Required task - Check each line of the material. Copy those containing "Чорос".

-- Start --

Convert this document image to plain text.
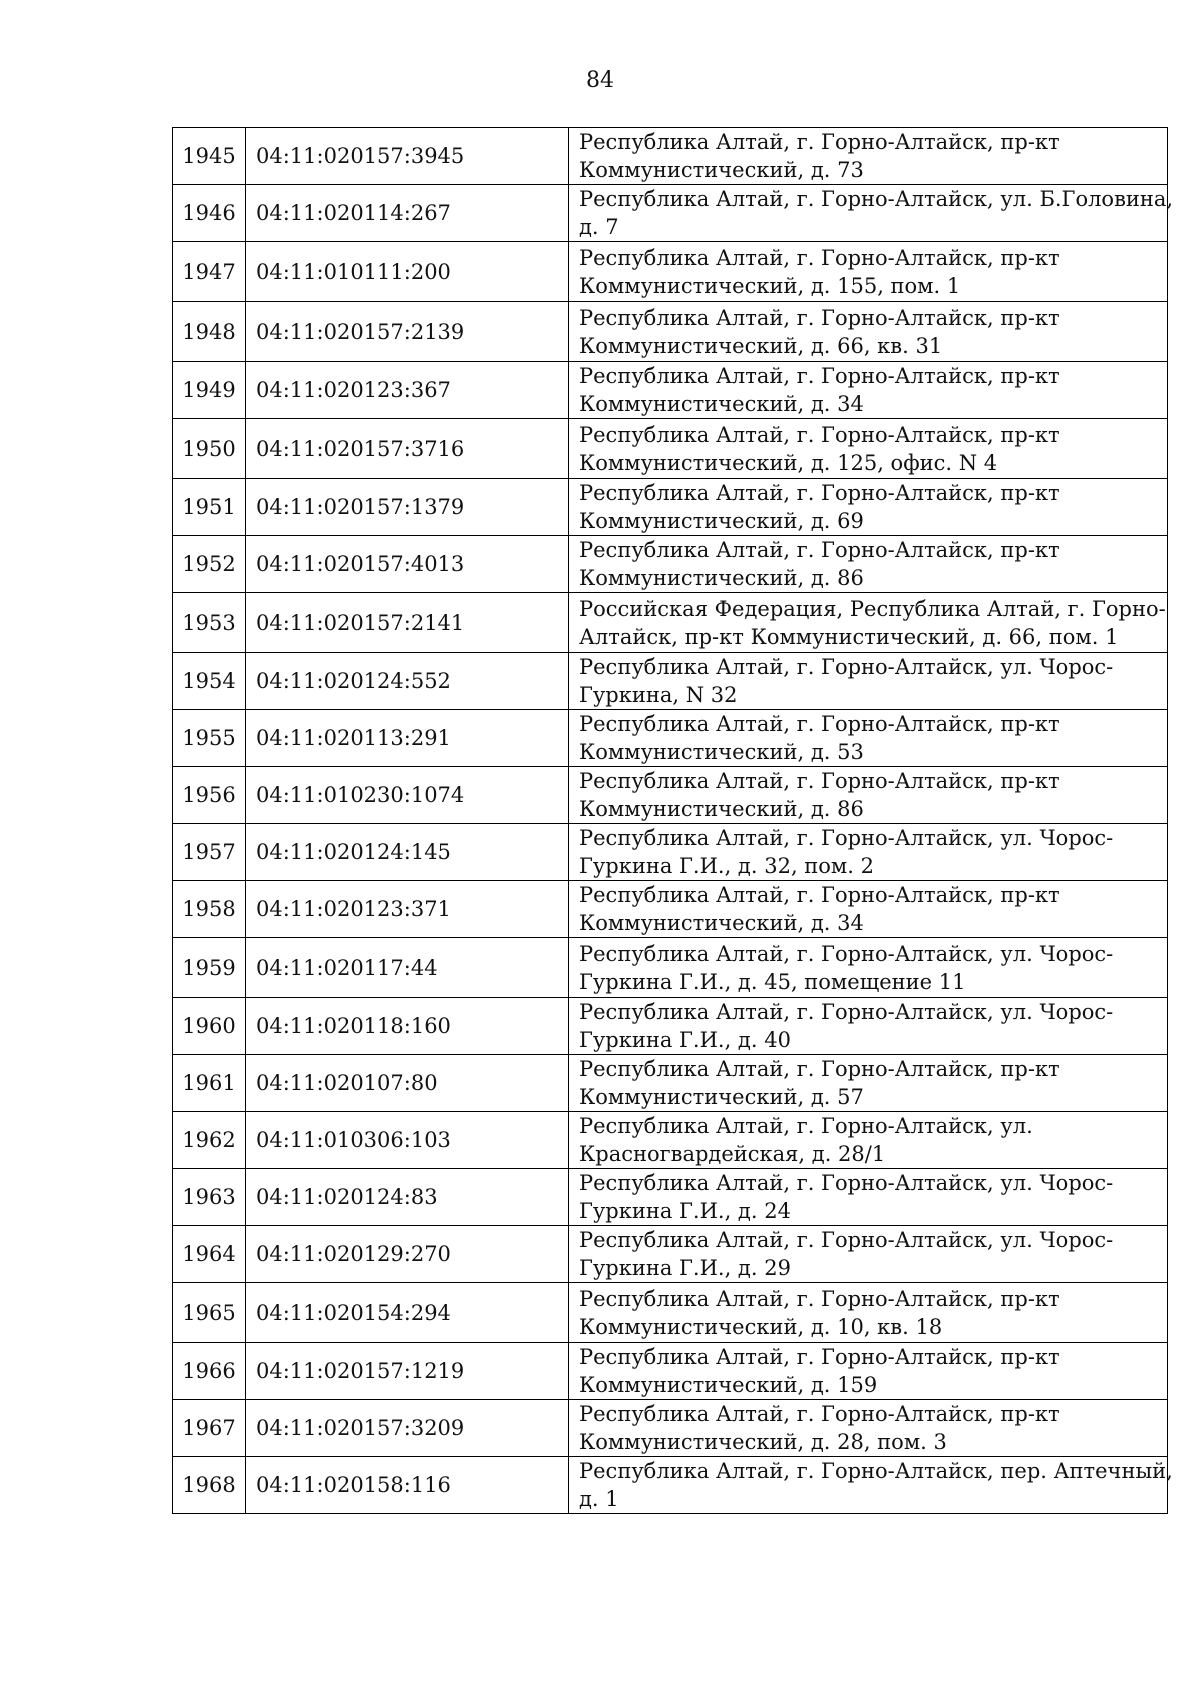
84
1945	04:11:020157:3945	Республика Алтай, г. Горно-Алтайск, пр-кт
Коммунистический, д. 73

1946	04:11:020114:267	Республика Алтай, г. Горно-Алтайск, ул. Б.Головина,
д. 7

1947	04:11:010111:200	Республика Алтай, г. Горно-Алтайск, пр-кт
Коммунистический, д. 155, пом. 1

1948	04:11:020157:2139	Республика Алтай, г. Горно-Алтайск, пр-кт
Коммунистический, д. 66, кв. 31

1949	04:11:020123:367	Республика Алтай, г. Горно-Алтайск, пр-кт
Коммунистический, д. 34

1950	04:11:020157:3716	Республика Алтай, г. Горно-Алтайск, пр-кт
Коммунистический, д. 125, офис. N 4

1951	04:11:020157:1379	Республика Алтай, г. Горно-Алтайск, пр-кт
Коммунистический, д. 69

1952	04:11:020157:4013	Республика Алтай, г. Горно-Алтайск, пр-кт
Коммунистический, д. 86

1953	04:11:020157:2141	Российская Федерация, Республика Алтай, г. Горно-
Алтайск, пр-кт Коммунистический, д. 66, пом. 1

1954	04:11:020124:552	Республика Алтай, г. Горно-Алтайск, ул. Чорос-
Гуркина, N 32

1955	04:11:020113:291	Республика Алтай, г. Горно-Алтайск, пр-кт
Коммунистический, д. 53

1956	04:11:010230:1074	Республика Алтай, г. Горно-Алтайск, пр-кт
Коммунистический, д. 86

1957	04:11:020124:145	Республика Алтай, г. Горно-Алтайск, ул. Чорос-
Гуркина Г.И., д. 32, пом. 2

1958	04:11:020123:371	Республика Алтай, г. Горно-Алтайск, пр-кт
Коммунистический, д. 34

1959	04:11:020117:44	Республика Алтай, г. Горно-Алтайск, ул. Чорос-
Гуркина Г.И., д. 45, помещение 11

1960	04:11:020118:160	Республика Алтай, г. Горно-Алтайск, ул. Чорос-
Гуркина Г.И., д. 40

1961	04:11:020107:80	Республика Алтай, г. Горно-Алтайск, пр-кт
Коммунистический, д. 57

1962	04:11:010306:103	Республика Алтай, г. Горно-Алтайск, ул.
Красногвардейская, д. 28/1

1963	04:11:020124:83	Республика Алтай, г. Горно-Алтайск, ул. Чорос-
Гуркина Г.И., д. 24

1964	04:11:020129:270	Республика Алтай, г. Горно-Алтайск, ул. Чорос-
Гуркина Г.И., д. 29

1965	04:11:020154:294	Республика Алтай, г. Горно-Алтайск, пр-кт
Коммунистический, д. 10, кв. 18

1966	04:11:020157:1219	Республика Алтай, г. Горно-Алтайск, пр-кт
Коммунистический, д. 159

1967	04:11:020157:3209	Республика Алтай, г. Горно-Алтайск, пр-кт
Коммунистический, д. 28, пом. 3

1968	04:11:020158:116	Республика Алтай, г. Горно-Алтайск, пер. Аптечный,
д. 1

-- End --

Full response -
1954	04:11:020124:552	Республика Алтай, г. Горно-Алтайск, ул. Чорос-
1957	04:11:020124:145	Республика Алтай, г. Горно-Алтайск, ул. Чорос-
1959	04:11:020117:44	Республика Алтай, г. Горно-Алтайск, ул. Чорос-
1960	04:11:020118:160	Республика Алтай, г. Горно-Алтайск, ул. Чорос-
1963	04:11:020124:83	Республика Алтай, г. Горно-Алтайск, ул. Чорос-
1964	04:11:020129:270	Республика Алтай, г. Горно-Алтайск, ул. Чорос-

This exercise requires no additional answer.